Exercise details ▸
Exactly as they appear, output all of the records. Skip any images.

Supplied material ▸
========

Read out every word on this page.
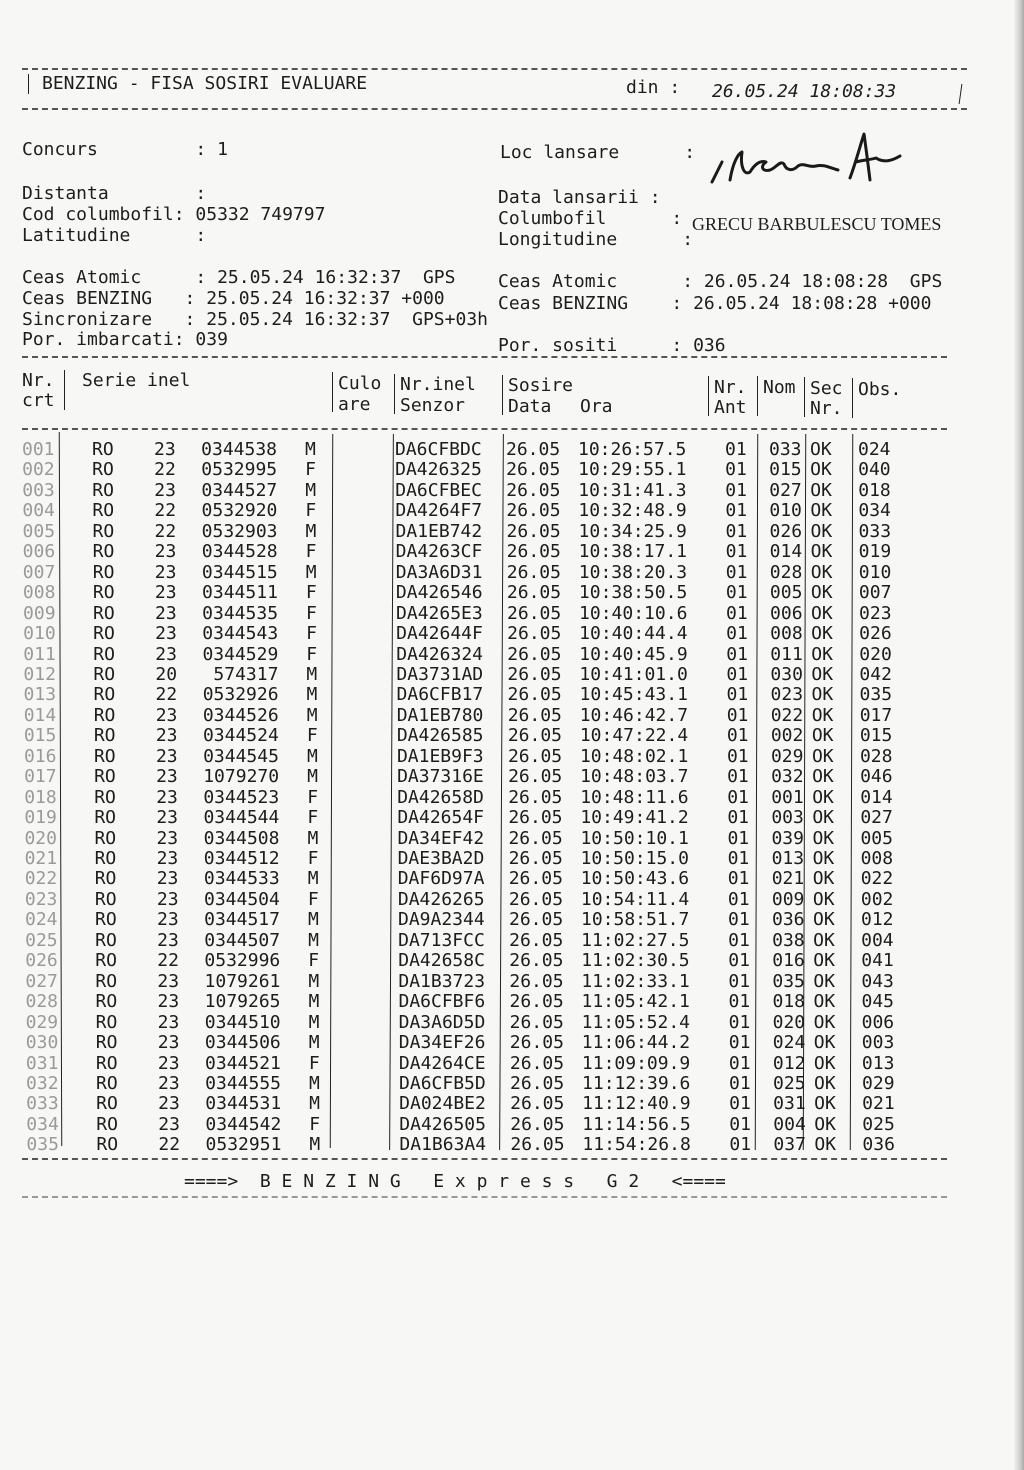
BENZING - FISA SOSIRI EVALUARE	din : 26.05.24 18:08:33
Concurs         : 1
Distanta        :
Cod columbofil: 05332 749797
Latitudine      :
Loc lansare      :
Data lansarii :
Columbofil      : GRECU BARBULESCU TOMES
Longitudine      :
Ceas Atomic     : 25.05.24 16:32:37  GPS
Ceas BENZING   : 25.05.24 16:32:37 +000
Sincronizare   : 25.05.24 16:32:37  GPS+03h
Por. imbarcati: 039
Ceas Atomic      : 26.05.24 18:08:28  GPS
Ceas BENZING    : 26.05.24 18:08:28 +000
Por. sositi     : 036
Nr.
crt
Serie inel	Culo
are
Nr.inel
Senzor
Sosire
Data Ora
Nr.
Ant
Nom Sec
Nr.
Obs.
001 RO 23	0344538 M	DA6CFBDC 26.05 10:26:57.5 01 033 OK 024
002 RO 22	0532995 F	DA426325 26.05 10:29:55.1 01 015 OK 040
003 RO 23	0344527 M	DA6CFBEC 26.05 10:31:41.3 01 027 OK 018
004 RO 22	0532920 F	DA4264F7 26.05 10:32:48.9 01 010 OK 034
005 RO 22	0532903 M	DA1EB742 26.05 10:34:25.9 01 026 OK 033
006 RO 23	0344528 F	DA4263CF 26.05 10:38:17.1 01 014 OK 019
007 RO 23	0344515 M	DA3A6D31 26.05 10:38:20.3 01 028 OK 010
008 RO 23	0344511 F	DA426546 26.05 10:38:50.5 01 005 OK 007
009 RO 23	0344535 F	DA4265E3 26.05 10:40:10.6 01 006 OK 023
010 RO 23	0344543 F	DA42644F 26.05 10:40:44.4 01 008 OK 026
011 RO 23	0344529 F	DA426324 26.05 10:40:45.9 01 011 OK 020
012 RO 20	574317 M	DA3731AD 26.05 10:41:01.0 01 030 OK 042
013 RO 22	0532926 M	DA6CFB17 26.05 10:45:43.1 01 023 OK 035
014 RO 23	0344526 M	DA1EB780 26.05 10:46:42.7 01 022 OK 017
015 RO 23	0344524 F	DA426585 26.05 10:47:22.4 01 002 OK 015
016 RO 23	0344545 M	DA1EB9F3 26.05 10:48:02.1 01 029 OK 028
017 RO 23	1079270 M	DA37316E 26.05 10:48:03.7 01 032 OK 046
018 RO 23	0344523 F	DA42658D 26.05 10:48:11.6 01 001 OK 014
019 RO 23	0344544 F	DA42654F 26.05 10:49:41.2 01 003 OK 027
020 RO 23	0344508 M	DA34EF42 26.05 10:50:10.1 01 039 OK 005
021 RO 23	0344512 F	DAE3BA2D 26.05 10:50:15.0 01 013 OK 008
022 RO 23	0344533 M	DAF6D97A 26.05 10:50:43.6 01 021 OK 022
023 RO 23	0344504 F	DA426265 26.05 10:54:11.4 01 009 OK 002
024 RO 23	0344517 M	DA9A2344 26.05 10:58:51.7 01 036 OK 012
025 RO 23	0344507 M	DA713FCC 26.05 11:02:27.5 01 038 OK 004
026 RO 22	0532996 F	DA42658C 26.05 11:02:30.5 01 016 OK 041
027 RO 23	1079261 M	DA1B3723 26.05 11:02:33.1 01 035 OK 043
028 RO 23	1079265 M	DA6CFBF6 26.05 11:05:42.1 01 018 OK 045
029 RO 23	0344510 M	DA3A6D5D 26.05 11:05:52.4 01 020 OK 006
030 RO 23	0344506 M	DA34EF26 26.05 11:06:44.2 01 024 OK 003
031 RO 23	0344521 F	DA4264CE 26.05 11:09:09.9 01 012 OK 013
032 RO 23	0344555 M	DA6CFB5D 26.05 11:12:39.6 01 025 OK 029
033 RO 23	0344531 M	DA024BE2 26.05 11:12:40.9 01 031 OK 021
034 RO 23	0344542 F	DA426505 26.05 11:14:56.5 01 004 OK 025
035 RO 22	0532951 M	DA1B63A4 26.05 11:54:26.8 01 037 OK 036
====>  B E N Z I N G   E x p r e s s   G 2   <====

========

Solution for this task ▸
Read out every word on this page.
BENZING - FISA SOSIRI EVALUARE	din : 26.05.24 18:08:33
Concurs         : 1
Distanta        :
Cod columbofil: 05332 749797
Latitudine      :
Loc lansare      :
Data lansarii :
Columbofil      : GRECU BARBULESCU TOMES
Longitudine      :
Ceas Atomic     : 25.05.24 16:32:37  GPS
Ceas BENZING   : 25.05.24 16:32:37 +000
Sincronizare   : 25.05.24 16:32:37  GPS+03h
Por. imbarcati: 039
Ceas Atomic      : 26.05.24 18:08:28  GPS
Ceas BENZING    : 26.05.24 18:08:28 +000
Por. sositi     : 036
Nr.
crt
Serie inel	Culo
are
Nr.inel
Senzor
Sosire
Data Ora
Nr.
Ant
Nom Sec
Nr.
Obs.
001 RO 23	0344538 M	DA6CFBDC 26.05 10:26:57.5 01 033 OK 024
002 RO 22	0532995 F	DA426325 26.05 10:29:55.1 01 015 OK 040
003 RO 23	0344527 M	DA6CFBEC 26.05 10:31:41.3 01 027 OK 018
004 RO 22	0532920 F	DA4264F7 26.05 10:32:48.9 01 010 OK 034
005 RO 22	0532903 M	DA1EB742 26.05 10:34:25.9 01 026 OK 033
006 RO 23	0344528 F	DA4263CF 26.05 10:38:17.1 01 014 OK 019
007 RO 23	0344515 M	DA3A6D31 26.05 10:38:20.3 01 028 OK 010
008 RO 23	0344511 F	DA426546 26.05 10:38:50.5 01 005 OK 007
009 RO 23	0344535 F	DA4265E3 26.05 10:40:10.6 01 006 OK 023
010 RO 23	0344543 F	DA42644F 26.05 10:40:44.4 01 008 OK 026
011 RO 23	0344529 F	DA426324 26.05 10:40:45.9 01 011 OK 020
012 RO 20	574317 M	DA3731AD 26.05 10:41:01.0 01 030 OK 042
013 RO 22	0532926 M	DA6CFB17 26.05 10:45:43.1 01 023 OK 035
014 RO 23	0344526 M	DA1EB780 26.05 10:46:42.7 01 022 OK 017
015 RO 23	0344524 F	DA426585 26.05 10:47:22.4 01 002 OK 015
016 RO 23	0344545 M	DA1EB9F3 26.05 10:48:02.1 01 029 OK 028
017 RO 23	1079270 M	DA37316E 26.05 10:48:03.7 01 032 OK 046
018 RO 23	0344523 F	DA42658D 26.05 10:48:11.6 01 001 OK 014
019 RO 23	0344544 F	DA42654F 26.05 10:49:41.2 01 003 OK 027
020 RO 23	0344508 M	DA34EF42 26.05 10:50:10.1 01 039 OK 005
021 RO 23	0344512 F	DAE3BA2D 26.05 10:50:15.0 01 013 OK 008
022 RO 23	0344533 M	DAF6D97A 26.05 10:50:43.6 01 021 OK 022
023 RO 23	0344504 F	DA426265 26.05 10:54:11.4 01 009 OK 002
024 RO 23	0344517 M	DA9A2344 26.05 10:58:51.7 01 036 OK 012
025 RO 23	0344507 M	DA713FCC 26.05 11:02:27.5 01 038 OK 004
026 RO 22	0532996 F	DA42658C 26.05 11:02:30.5 01 016 OK 041
027 RO 23	1079261 M	DA1B3723 26.05 11:02:33.1 01 035 OK 043
028 RO 23	1079265 M	DA6CFBF6 26.05 11:05:42.1 01 018 OK 045
029 RO 23	0344510 M	DA3A6D5D 26.05 11:05:52.4 01 020 OK 006
030 RO 23	0344506 M	DA34EF26 26.05 11:06:44.2 01 024 OK 003
031 RO 23	0344521 F	DA4264CE 26.05 11:09:09.9 01 012 OK 013
032 RO 23	0344555 M	DA6CFB5D 26.05 11:12:39.6 01 025 OK 029
033 RO 23	0344531 M	DA024BE2 26.05 11:12:40.9 01 031 OK 021
034 RO 23	0344542 F	DA426505 26.05 11:14:56.5 01 004 OK 025
035 RO 22	0532951 M	DA1B63A4 26.05 11:54:26.8 01 037 OK 036
====>  B E N Z I N G   E x p r e s s   G 2   <====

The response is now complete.